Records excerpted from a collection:
----

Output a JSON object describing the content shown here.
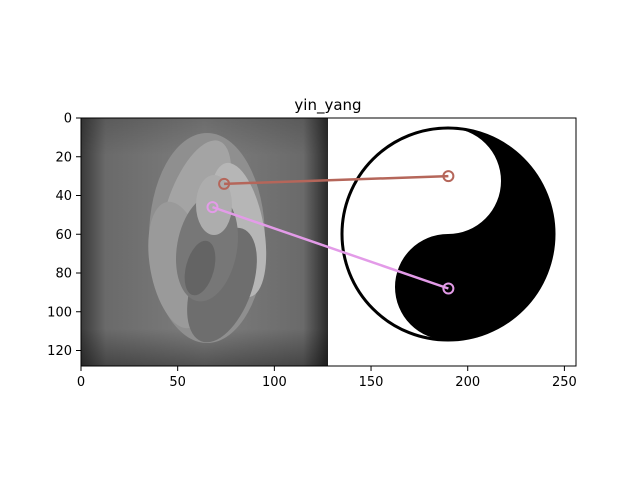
{
  "chart_data": {
    "type": "image_match",
    "title": "yin_yang",
    "xlabel": "",
    "ylabel": "",
    "xlim": [
      0,
      256
    ],
    "ylim": [
      128,
      0
    ],
    "xticks": [
      0,
      50,
      100,
      150,
      200,
      250
    ],
    "yticks": [
      0,
      20,
      40,
      60,
      80,
      100,
      120
    ],
    "grid": false,
    "panels": [
      {
        "name": "",
        "x_range": [
          0,
          128
        ],
        "content": "grayscale swirl image"
      },
      {
        "name": "",
        "x_range": [
          128,
          256
        ],
        "content": "yin-yang symbol"
      }
    ],
    "matches": [
      {
        "from": [
          74,
          34
        ],
        "to": [
          190,
          30
        ],
        "color": "#b5665a"
      },
      {
        "from": [
          68,
          46
        ],
        "to": [
          190,
          88
        ],
        "color": "#e39be8"
      }
    ]
  }
}
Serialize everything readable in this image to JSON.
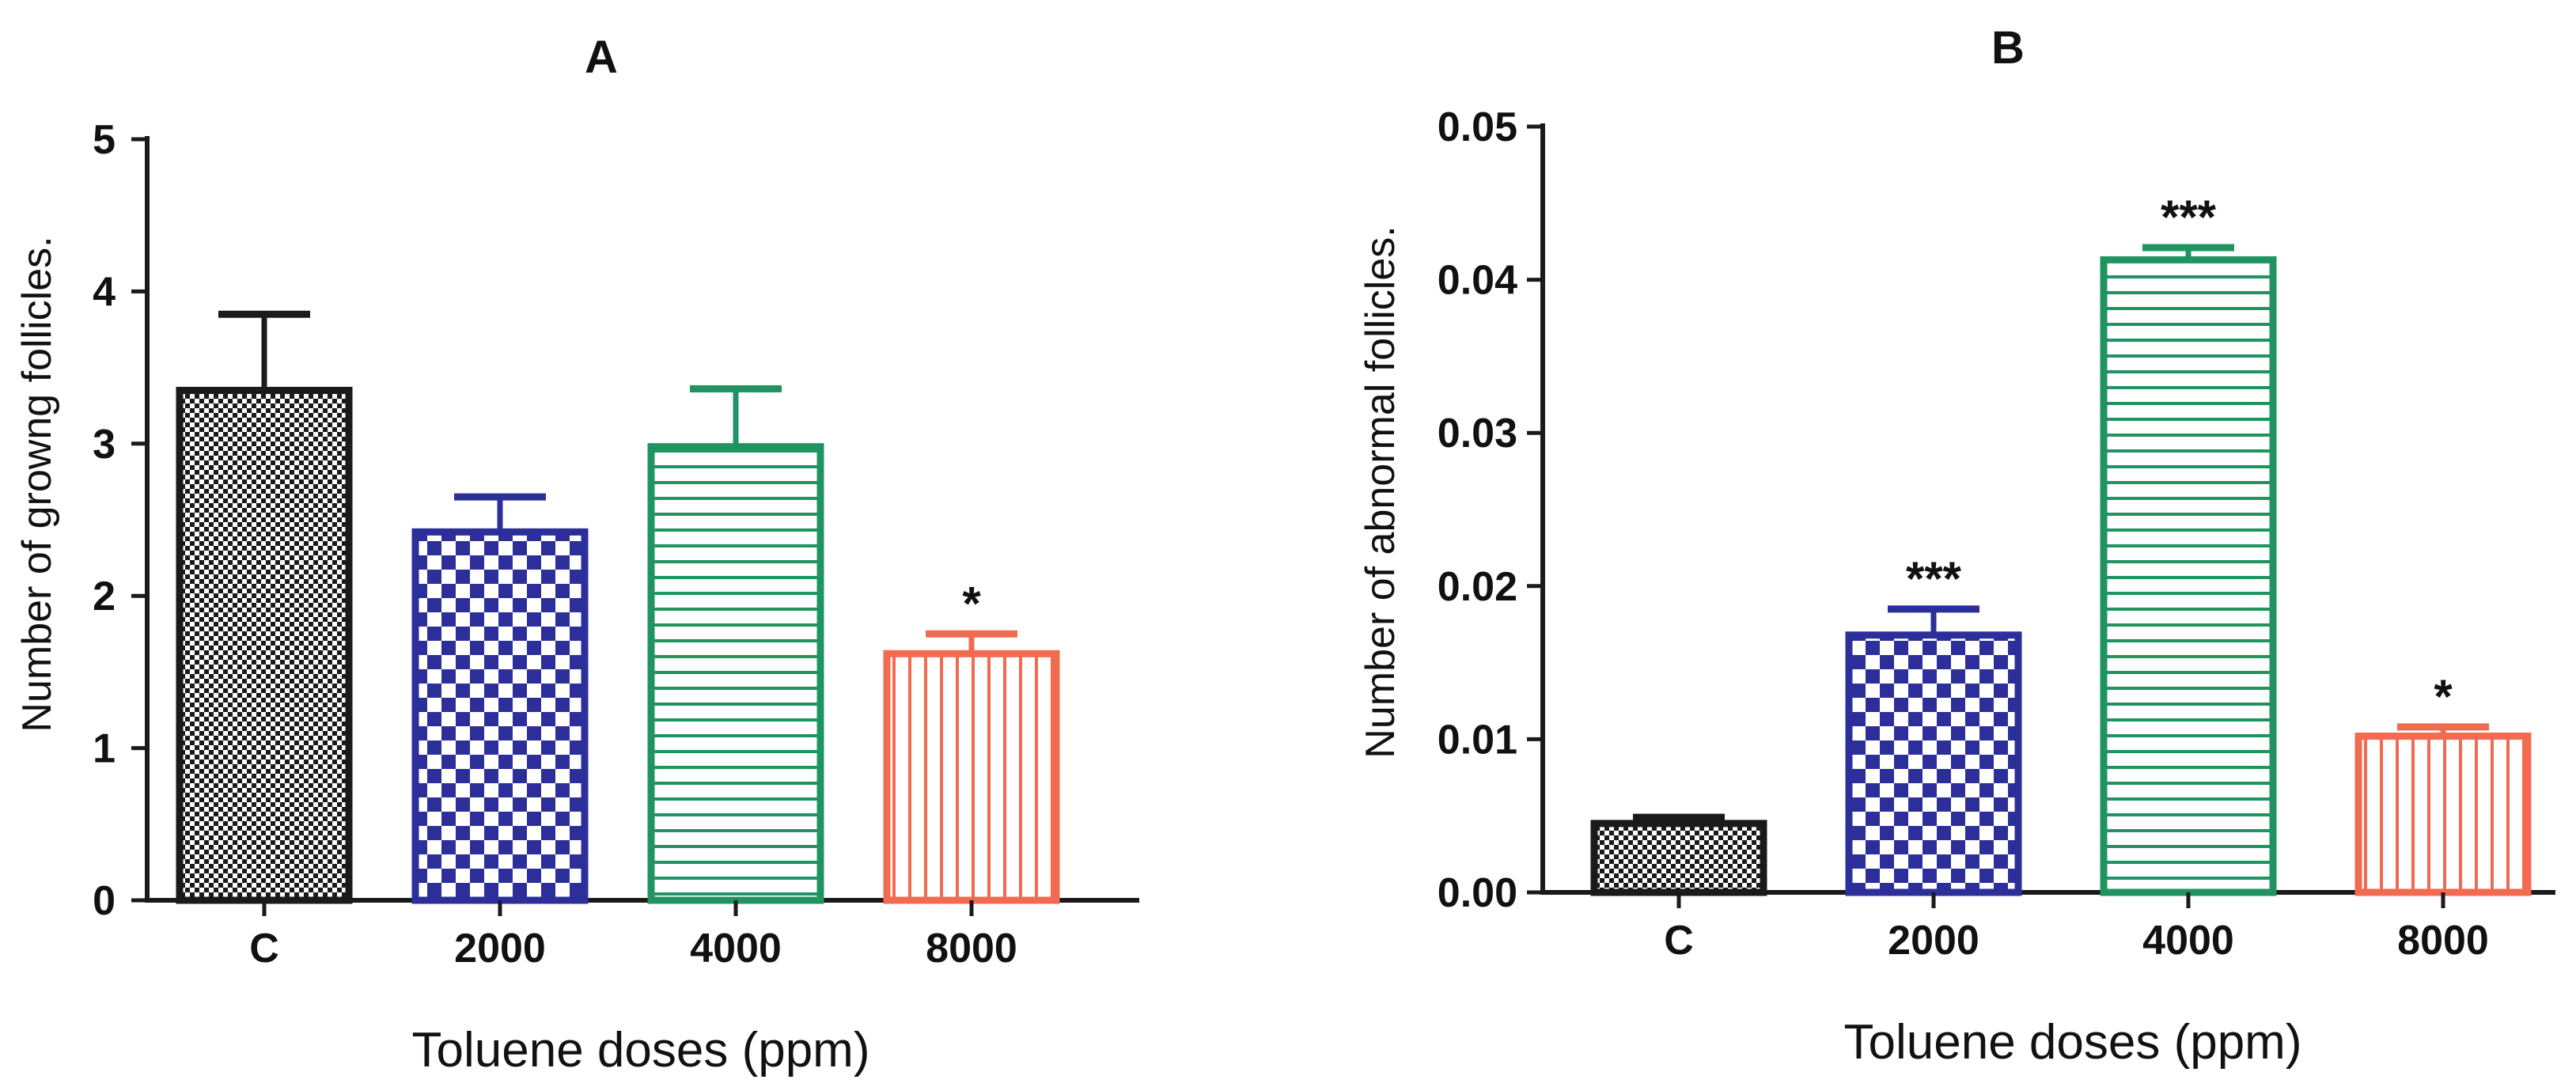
{
  "figure": {
    "colors": {
      "control": "#1a1a1a",
      "d2000": "#2c2f9a",
      "d4000": "#1f9461",
      "d8000": "#f26a50",
      "axis": "#1a1a1a"
    }
  },
  "chart_data": [
    {
      "type": "bar",
      "panel": "A",
      "title": "A",
      "xlabel": "Toluene doses (ppm)",
      "ylabel": "Number of growng follicles.",
      "categories": [
        "C",
        "2000",
        "4000",
        "8000"
      ],
      "values": [
        3.35,
        2.42,
        2.98,
        1.62
      ],
      "errors": [
        0.5,
        0.23,
        0.38,
        0.13
      ],
      "significance": [
        "",
        "",
        "",
        "*"
      ],
      "ylim": [
        0,
        5
      ],
      "yticks": [
        0,
        1,
        2,
        3,
        4,
        5
      ],
      "ytick_labels": [
        "0",
        "1",
        "2",
        "3",
        "4",
        "5"
      ],
      "patterns": [
        "checker-fine",
        "checker-coarse",
        "horizontal-lines",
        "vertical-lines"
      ],
      "colors": [
        "#1a1a1a",
        "#2c2f9a",
        "#1f9461",
        "#f26a50"
      ]
    },
    {
      "type": "bar",
      "panel": "B",
      "title": "B",
      "xlabel": "Toluene doses (ppm)",
      "ylabel": "Number of abnormal follicles.",
      "categories": [
        "C",
        "2000",
        "4000",
        "8000"
      ],
      "values": [
        0.0045,
        0.0168,
        0.0413,
        0.0102
      ],
      "errors": [
        0.0004,
        0.0017,
        0.0008,
        0.0006
      ],
      "significance": [
        "",
        "***",
        "***",
        "*"
      ],
      "ylim": [
        0,
        0.05
      ],
      "yticks": [
        0,
        0.01,
        0.02,
        0.03,
        0.04,
        0.05
      ],
      "ytick_labels": [
        "0.00",
        "0.01",
        "0.02",
        "0.03",
        "0.04",
        "0.05"
      ],
      "patterns": [
        "checker-fine",
        "checker-coarse",
        "horizontal-lines",
        "vertical-lines"
      ],
      "colors": [
        "#1a1a1a",
        "#2c2f9a",
        "#1f9461",
        "#f26a50"
      ]
    }
  ]
}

----

What this task involves: Pictures don't belong in the copy. Transcribe every record exactly as it appears.

Finished task:
Output a JSON object describing the content shown here.
{
  "chart_data": {
    "type": "image_match",
    "title": "yin_yang",
    "xlabel": "",
    "ylabel": "",
    "xlim": [
      0,
      256
    ],
    "ylim": [
      128,
      0
    ],
    "xticks": [
      0,
      50,
      100,
      150,
      200,
      250
    ],
    "yticks": [
      0,
      20,
      40,
      60,
      80,
      100,
      120
    ],
    "grid": false,
    "panels": [
      {
        "name": "",
        "x_range": [
          0,
          128
        ],
        "content": "grayscale swirl image"
      },
      {
        "name": "",
        "x_range": [
          128,
          256
        ],
        "content": "yin-yang symbol"
      }
    ],
    "matches": [
      {
        "from": [
          74,
          34
        ],
        "to": [
          190,
          30
        ],
        "color": "#b5665a"
      },
      {
        "from": [
          68,
          46
        ],
        "to": [
          190,
          88
        ],
        "color": "#e39be8"
      }
    ]
  }
}
Serialize everything readable in this image to JSON.
{
  "figure": {
    "colors": {
      "control": "#1a1a1a",
      "d2000": "#2c2f9a",
      "d4000": "#1f9461",
      "d8000": "#f26a50",
      "axis": "#1a1a1a"
    }
  },
  "chart_data": [
    {
      "type": "bar",
      "panel": "A",
      "title": "A",
      "xlabel": "Toluene doses (ppm)",
      "ylabel": "Number of growng follicles.",
      "categories": [
        "C",
        "2000",
        "4000",
        "8000"
      ],
      "values": [
        3.35,
        2.42,
        2.98,
        1.62
      ],
      "errors": [
        0.5,
        0.23,
        0.38,
        0.13
      ],
      "significance": [
        "",
        "",
        "",
        "*"
      ],
      "ylim": [
        0,
        5
      ],
      "yticks": [
        0,
        1,
        2,
        3,
        4,
        5
      ],
      "ytick_labels": [
        "0",
        "1",
        "2",
        "3",
        "4",
        "5"
      ],
      "patterns": [
        "checker-fine",
        "checker-coarse",
        "horizontal-lines",
        "vertical-lines"
      ],
      "colors": [
        "#1a1a1a",
        "#2c2f9a",
        "#1f9461",
        "#f26a50"
      ]
    },
    {
      "type": "bar",
      "panel": "B",
      "title": "B",
      "xlabel": "Toluene doses (ppm)",
      "ylabel": "Number of abnormal follicles.",
      "categories": [
        "C",
        "2000",
        "4000",
        "8000"
      ],
      "values": [
        0.0045,
        0.0168,
        0.0413,
        0.0102
      ],
      "errors": [
        0.0004,
        0.0017,
        0.0008,
        0.0006
      ],
      "significance": [
        "",
        "***",
        "***",
        "*"
      ],
      "ylim": [
        0,
        0.05
      ],
      "yticks": [
        0,
        0.01,
        0.02,
        0.03,
        0.04,
        0.05
      ],
      "ytick_labels": [
        "0.00",
        "0.01",
        "0.02",
        "0.03",
        "0.04",
        "0.05"
      ],
      "patterns": [
        "checker-fine",
        "checker-coarse",
        "horizontal-lines",
        "vertical-lines"
      ],
      "colors": [
        "#1a1a1a",
        "#2c2f9a",
        "#1f9461",
        "#f26a50"
      ]
    }
  ]
}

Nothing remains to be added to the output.